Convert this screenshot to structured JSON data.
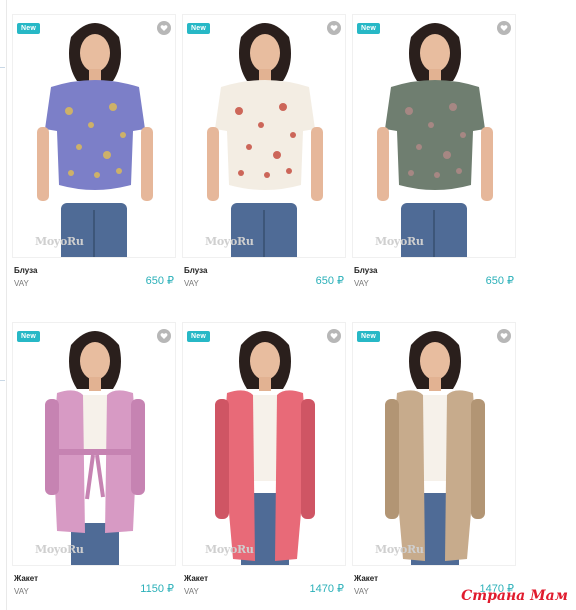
{
  "products": [
    {
      "badge": "New",
      "title": "Блуза",
      "brand": "VAY",
      "price": "650 ₽",
      "watermark": "MoyoRu",
      "pattern": "#7c7fc8",
      "accent": "#e9c24a",
      "sleeve": "short-offshoulder"
    },
    {
      "badge": "New",
      "title": "Блуза",
      "brand": "VAY",
      "price": "650 ₽",
      "watermark": "MoyoRu",
      "pattern": "#f3ede3",
      "accent": "#c0392b",
      "sleeve": "short-offshoulder"
    },
    {
      "badge": "New",
      "title": "Блуза",
      "brand": "VAY",
      "price": "650 ₽",
      "watermark": "MoyoRu",
      "pattern": "#6f7e70",
      "accent": "#b98a8a",
      "sleeve": "short"
    },
    {
      "badge": "New",
      "title": "Жакет",
      "brand": "VAY",
      "price": "1150 ₽",
      "watermark": "MoyoRu",
      "pattern": "#d79ac4",
      "accent": "#c683b2",
      "sleeve": "wrap"
    },
    {
      "badge": "New",
      "title": "Жакет",
      "brand": "VAY",
      "price": "1470 ₽",
      "watermark": "MoyoRu",
      "pattern": "#e86a78",
      "accent": "#cf5564",
      "sleeve": "long-cardigan"
    },
    {
      "badge": "New",
      "title": "Жакет",
      "brand": "VAY",
      "price": "1470 ₽",
      "watermark": "MoyoRu",
      "pattern": "#c7ab8c",
      "accent": "#b29574",
      "sleeve": "long-cardigan"
    }
  ],
  "overlay_logo": "Страна Мам",
  "icons": {
    "favorite": "heart-icon"
  }
}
● ● ● ● ● ● ●
• _WRITTEN EXERCISE_
Omit the pictures, then quote the rest of the material above exactly.

• _TASK RESPONSE_
Convert this screenshot to structured JSON data.
{
  "products": [
    {
      "badge": "New",
      "title": "Блуза",
      "brand": "VAY",
      "price": "650 ₽",
      "watermark": "MoyoRu",
      "pattern": "#7c7fc8",
      "accent": "#e9c24a",
      "sleeve": "short-offshoulder"
    },
    {
      "badge": "New",
      "title": "Блуза",
      "brand": "VAY",
      "price": "650 ₽",
      "watermark": "MoyoRu",
      "pattern": "#f3ede3",
      "accent": "#c0392b",
      "sleeve": "short-offshoulder"
    },
    {
      "badge": "New",
      "title": "Блуза",
      "brand": "VAY",
      "price": "650 ₽",
      "watermark": "MoyoRu",
      "pattern": "#6f7e70",
      "accent": "#b98a8a",
      "sleeve": "short"
    },
    {
      "badge": "New",
      "title": "Жакет",
      "brand": "VAY",
      "price": "1150 ₽",
      "watermark": "MoyoRu",
      "pattern": "#d79ac4",
      "accent": "#c683b2",
      "sleeve": "wrap"
    },
    {
      "badge": "New",
      "title": "Жакет",
      "brand": "VAY",
      "price": "1470 ₽",
      "watermark": "MoyoRu",
      "pattern": "#e86a78",
      "accent": "#cf5564",
      "sleeve": "long-cardigan"
    },
    {
      "badge": "New",
      "title": "Жакет",
      "brand": "VAY",
      "price": "1470 ₽",
      "watermark": "MoyoRu",
      "pattern": "#c7ab8c",
      "accent": "#b29574",
      "sleeve": "long-cardigan"
    }
  ],
  "overlay_logo": "Страна Мам",
  "icons": {
    "favorite": "heart-icon"
  }
}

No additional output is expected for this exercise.